Dataset rows:
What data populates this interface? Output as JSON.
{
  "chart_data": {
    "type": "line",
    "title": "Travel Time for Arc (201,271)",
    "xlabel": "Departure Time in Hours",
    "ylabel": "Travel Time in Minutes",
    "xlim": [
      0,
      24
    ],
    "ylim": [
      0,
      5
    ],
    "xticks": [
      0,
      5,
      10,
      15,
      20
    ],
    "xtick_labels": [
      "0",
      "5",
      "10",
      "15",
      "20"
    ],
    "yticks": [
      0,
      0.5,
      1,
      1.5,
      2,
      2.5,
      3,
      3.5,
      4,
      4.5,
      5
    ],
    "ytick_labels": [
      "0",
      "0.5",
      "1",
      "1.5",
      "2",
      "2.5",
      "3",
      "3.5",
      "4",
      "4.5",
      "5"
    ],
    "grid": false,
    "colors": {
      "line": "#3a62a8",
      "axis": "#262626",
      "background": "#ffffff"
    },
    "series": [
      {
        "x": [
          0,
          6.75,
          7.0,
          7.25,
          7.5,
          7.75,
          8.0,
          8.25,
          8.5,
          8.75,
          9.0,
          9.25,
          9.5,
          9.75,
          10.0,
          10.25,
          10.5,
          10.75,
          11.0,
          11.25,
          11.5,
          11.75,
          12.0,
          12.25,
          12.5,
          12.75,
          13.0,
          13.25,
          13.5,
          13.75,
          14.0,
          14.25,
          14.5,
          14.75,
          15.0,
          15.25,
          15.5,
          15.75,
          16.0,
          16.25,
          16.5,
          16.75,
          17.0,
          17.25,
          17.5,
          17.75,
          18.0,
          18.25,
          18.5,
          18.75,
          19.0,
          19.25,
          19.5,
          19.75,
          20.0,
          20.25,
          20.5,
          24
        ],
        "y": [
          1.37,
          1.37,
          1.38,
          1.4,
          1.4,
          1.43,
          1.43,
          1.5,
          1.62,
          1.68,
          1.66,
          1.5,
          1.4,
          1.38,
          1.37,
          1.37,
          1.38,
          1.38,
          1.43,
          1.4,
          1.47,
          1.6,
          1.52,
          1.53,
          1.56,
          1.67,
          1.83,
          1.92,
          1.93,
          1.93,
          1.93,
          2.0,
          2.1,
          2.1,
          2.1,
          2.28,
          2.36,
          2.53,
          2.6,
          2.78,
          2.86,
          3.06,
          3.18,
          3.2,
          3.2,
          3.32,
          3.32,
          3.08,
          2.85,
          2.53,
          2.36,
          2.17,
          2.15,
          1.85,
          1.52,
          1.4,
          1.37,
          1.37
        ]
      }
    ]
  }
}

The exercise: Your task is to retype all the records above with nothing left out.

Exercise answer:
What data populates this interface? Output as JSON.
{
  "chart_data": {
    "type": "line",
    "title": "Travel Time for Arc (201,271)",
    "xlabel": "Departure Time in Hours",
    "ylabel": "Travel Time in Minutes",
    "xlim": [
      0,
      24
    ],
    "ylim": [
      0,
      5
    ],
    "xticks": [
      0,
      5,
      10,
      15,
      20
    ],
    "xtick_labels": [
      "0",
      "5",
      "10",
      "15",
      "20"
    ],
    "yticks": [
      0,
      0.5,
      1,
      1.5,
      2,
      2.5,
      3,
      3.5,
      4,
      4.5,
      5
    ],
    "ytick_labels": [
      "0",
      "0.5",
      "1",
      "1.5",
      "2",
      "2.5",
      "3",
      "3.5",
      "4",
      "4.5",
      "5"
    ],
    "grid": false,
    "colors": {
      "line": "#3a62a8",
      "axis": "#262626",
      "background": "#ffffff"
    },
    "series": [
      {
        "x": [
          0,
          6.75,
          7.0,
          7.25,
          7.5,
          7.75,
          8.0,
          8.25,
          8.5,
          8.75,
          9.0,
          9.25,
          9.5,
          9.75,
          10.0,
          10.25,
          10.5,
          10.75,
          11.0,
          11.25,
          11.5,
          11.75,
          12.0,
          12.25,
          12.5,
          12.75,
          13.0,
          13.25,
          13.5,
          13.75,
          14.0,
          14.25,
          14.5,
          14.75,
          15.0,
          15.25,
          15.5,
          15.75,
          16.0,
          16.25,
          16.5,
          16.75,
          17.0,
          17.25,
          17.5,
          17.75,
          18.0,
          18.25,
          18.5,
          18.75,
          19.0,
          19.25,
          19.5,
          19.75,
          20.0,
          20.25,
          20.5,
          24
        ],
        "y": [
          1.37,
          1.37,
          1.38,
          1.4,
          1.4,
          1.43,
          1.43,
          1.5,
          1.62,
          1.68,
          1.66,
          1.5,
          1.4,
          1.38,
          1.37,
          1.37,
          1.38,
          1.38,
          1.43,
          1.4,
          1.47,
          1.6,
          1.52,
          1.53,
          1.56,
          1.67,
          1.83,
          1.92,
          1.93,
          1.93,
          1.93,
          2.0,
          2.1,
          2.1,
          2.1,
          2.28,
          2.36,
          2.53,
          2.6,
          2.78,
          2.86,
          3.06,
          3.18,
          3.2,
          3.2,
          3.32,
          3.32,
          3.08,
          2.85,
          2.53,
          2.36,
          2.17,
          2.15,
          1.85,
          1.52,
          1.4,
          1.37,
          1.37
        ]
      }
    ]
  }
}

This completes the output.